*RECORDED INFORMATION*.
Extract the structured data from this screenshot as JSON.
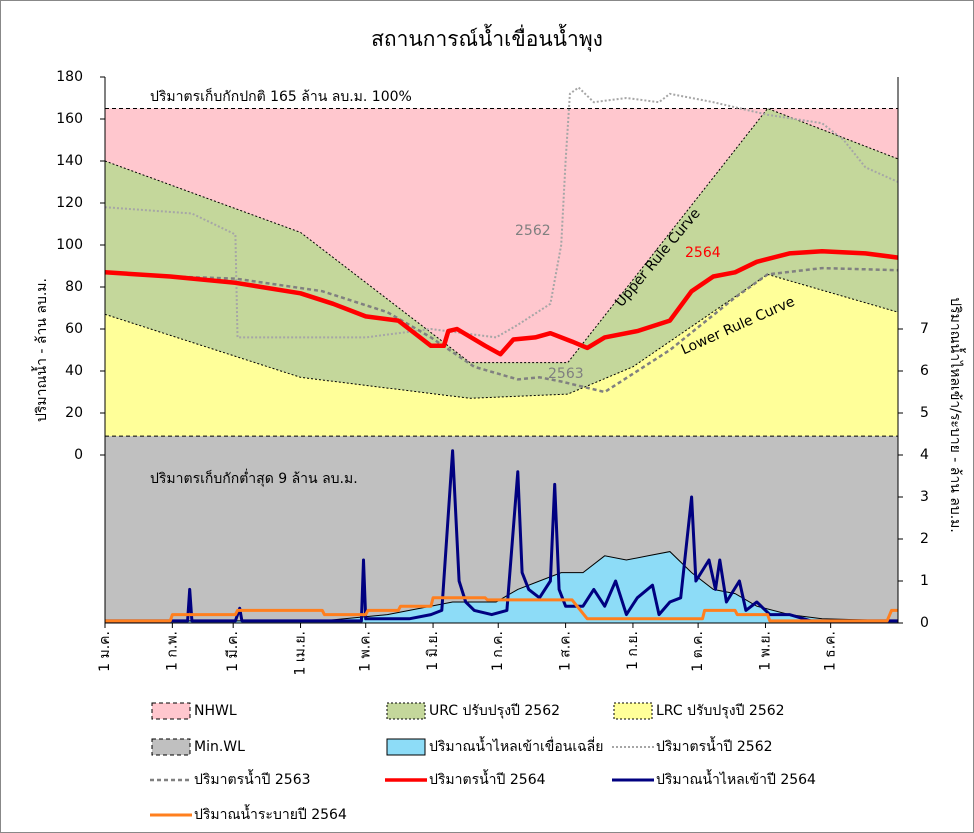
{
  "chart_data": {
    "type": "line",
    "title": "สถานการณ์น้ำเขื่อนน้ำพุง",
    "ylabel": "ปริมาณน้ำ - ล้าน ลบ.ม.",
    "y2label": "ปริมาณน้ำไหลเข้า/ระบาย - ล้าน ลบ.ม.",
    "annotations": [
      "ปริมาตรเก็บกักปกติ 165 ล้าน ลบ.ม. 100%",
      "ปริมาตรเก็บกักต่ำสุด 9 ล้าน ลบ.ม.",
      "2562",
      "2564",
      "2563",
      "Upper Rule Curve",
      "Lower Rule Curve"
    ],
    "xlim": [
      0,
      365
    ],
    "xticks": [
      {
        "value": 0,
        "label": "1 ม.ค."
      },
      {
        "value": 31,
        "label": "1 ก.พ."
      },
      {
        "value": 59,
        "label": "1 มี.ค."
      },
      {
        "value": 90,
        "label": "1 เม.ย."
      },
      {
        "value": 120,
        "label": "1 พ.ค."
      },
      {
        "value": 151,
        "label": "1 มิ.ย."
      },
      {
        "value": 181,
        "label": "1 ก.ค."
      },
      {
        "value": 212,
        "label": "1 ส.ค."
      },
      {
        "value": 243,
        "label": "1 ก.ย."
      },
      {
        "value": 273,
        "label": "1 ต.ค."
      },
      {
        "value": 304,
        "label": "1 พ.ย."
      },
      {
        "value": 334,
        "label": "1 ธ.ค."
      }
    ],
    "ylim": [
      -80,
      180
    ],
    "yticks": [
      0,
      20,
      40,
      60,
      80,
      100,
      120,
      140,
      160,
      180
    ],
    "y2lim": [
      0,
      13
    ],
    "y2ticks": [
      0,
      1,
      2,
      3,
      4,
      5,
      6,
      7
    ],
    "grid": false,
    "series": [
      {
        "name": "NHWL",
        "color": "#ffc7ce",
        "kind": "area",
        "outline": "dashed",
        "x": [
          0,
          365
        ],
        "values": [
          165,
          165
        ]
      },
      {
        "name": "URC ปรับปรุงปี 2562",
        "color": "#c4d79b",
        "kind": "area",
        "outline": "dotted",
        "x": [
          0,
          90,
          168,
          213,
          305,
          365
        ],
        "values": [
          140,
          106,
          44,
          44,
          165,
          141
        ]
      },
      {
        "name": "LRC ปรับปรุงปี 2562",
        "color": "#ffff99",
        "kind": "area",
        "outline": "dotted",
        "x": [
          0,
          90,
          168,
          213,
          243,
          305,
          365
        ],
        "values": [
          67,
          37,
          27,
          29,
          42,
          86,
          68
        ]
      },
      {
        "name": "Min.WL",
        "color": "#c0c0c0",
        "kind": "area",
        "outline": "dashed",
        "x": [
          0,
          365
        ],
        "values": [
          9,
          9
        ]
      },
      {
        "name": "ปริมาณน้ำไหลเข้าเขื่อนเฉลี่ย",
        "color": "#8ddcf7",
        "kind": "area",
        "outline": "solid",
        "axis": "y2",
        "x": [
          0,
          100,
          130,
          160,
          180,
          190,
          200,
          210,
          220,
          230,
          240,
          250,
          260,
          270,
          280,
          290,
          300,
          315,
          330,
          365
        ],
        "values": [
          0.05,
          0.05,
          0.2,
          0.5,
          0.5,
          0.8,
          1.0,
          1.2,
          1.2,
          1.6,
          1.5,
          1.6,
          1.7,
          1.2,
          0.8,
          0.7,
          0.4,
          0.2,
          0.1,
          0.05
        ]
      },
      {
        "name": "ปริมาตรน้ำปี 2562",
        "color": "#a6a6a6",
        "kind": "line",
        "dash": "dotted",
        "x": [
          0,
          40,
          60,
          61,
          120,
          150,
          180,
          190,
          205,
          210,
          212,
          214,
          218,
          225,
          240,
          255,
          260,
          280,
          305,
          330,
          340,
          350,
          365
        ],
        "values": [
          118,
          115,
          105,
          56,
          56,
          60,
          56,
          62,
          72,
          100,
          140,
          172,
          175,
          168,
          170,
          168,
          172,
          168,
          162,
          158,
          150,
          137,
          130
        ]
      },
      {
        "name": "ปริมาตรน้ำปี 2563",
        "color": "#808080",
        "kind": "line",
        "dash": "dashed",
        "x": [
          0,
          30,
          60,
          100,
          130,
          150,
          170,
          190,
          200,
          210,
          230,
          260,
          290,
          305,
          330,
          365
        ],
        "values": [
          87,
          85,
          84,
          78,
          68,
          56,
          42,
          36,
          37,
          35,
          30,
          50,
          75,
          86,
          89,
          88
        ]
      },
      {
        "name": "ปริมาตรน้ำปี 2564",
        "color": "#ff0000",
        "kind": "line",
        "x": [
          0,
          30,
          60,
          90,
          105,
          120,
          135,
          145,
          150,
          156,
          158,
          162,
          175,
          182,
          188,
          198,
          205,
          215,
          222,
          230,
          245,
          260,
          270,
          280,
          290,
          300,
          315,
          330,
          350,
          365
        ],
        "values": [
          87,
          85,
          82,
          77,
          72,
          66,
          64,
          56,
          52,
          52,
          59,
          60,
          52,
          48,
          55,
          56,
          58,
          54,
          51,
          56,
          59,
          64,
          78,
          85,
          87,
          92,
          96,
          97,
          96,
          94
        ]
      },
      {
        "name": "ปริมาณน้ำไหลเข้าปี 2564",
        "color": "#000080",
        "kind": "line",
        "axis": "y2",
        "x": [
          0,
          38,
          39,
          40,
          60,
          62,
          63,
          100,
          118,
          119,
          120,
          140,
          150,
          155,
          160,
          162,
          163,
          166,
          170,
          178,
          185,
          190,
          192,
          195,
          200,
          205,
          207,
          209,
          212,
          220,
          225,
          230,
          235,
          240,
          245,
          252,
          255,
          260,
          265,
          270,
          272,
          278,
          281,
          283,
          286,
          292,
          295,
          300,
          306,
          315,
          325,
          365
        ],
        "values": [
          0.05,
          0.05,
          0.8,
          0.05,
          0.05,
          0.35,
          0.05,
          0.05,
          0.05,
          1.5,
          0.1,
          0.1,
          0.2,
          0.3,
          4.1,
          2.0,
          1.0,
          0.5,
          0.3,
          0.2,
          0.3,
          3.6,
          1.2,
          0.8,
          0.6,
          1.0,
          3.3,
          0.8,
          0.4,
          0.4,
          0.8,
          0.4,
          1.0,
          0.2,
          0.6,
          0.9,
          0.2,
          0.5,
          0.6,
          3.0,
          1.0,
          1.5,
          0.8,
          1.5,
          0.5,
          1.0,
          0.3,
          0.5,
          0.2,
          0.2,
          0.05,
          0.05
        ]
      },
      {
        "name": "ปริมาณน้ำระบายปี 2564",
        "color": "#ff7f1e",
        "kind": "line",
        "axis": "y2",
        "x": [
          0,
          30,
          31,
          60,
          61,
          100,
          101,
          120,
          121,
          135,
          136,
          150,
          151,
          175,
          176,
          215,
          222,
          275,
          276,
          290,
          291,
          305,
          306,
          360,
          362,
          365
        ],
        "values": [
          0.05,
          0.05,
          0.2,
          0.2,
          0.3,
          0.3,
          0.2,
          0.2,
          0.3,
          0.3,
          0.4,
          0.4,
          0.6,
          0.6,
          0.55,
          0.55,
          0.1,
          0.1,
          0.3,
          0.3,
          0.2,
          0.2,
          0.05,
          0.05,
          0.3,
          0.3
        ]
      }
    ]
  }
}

*WORK TO COMPLETE*. Identify the lines above with the word "มาตรเก". Copy them.

*EXERCISE RESULT*.
      "ปริมาตรเก็บกักปกติ 165 ล้าน ลบ.ม. 100%",
      "ปริมาตรเก็บกักต่ำสุด 9 ล้าน ลบ.ม.",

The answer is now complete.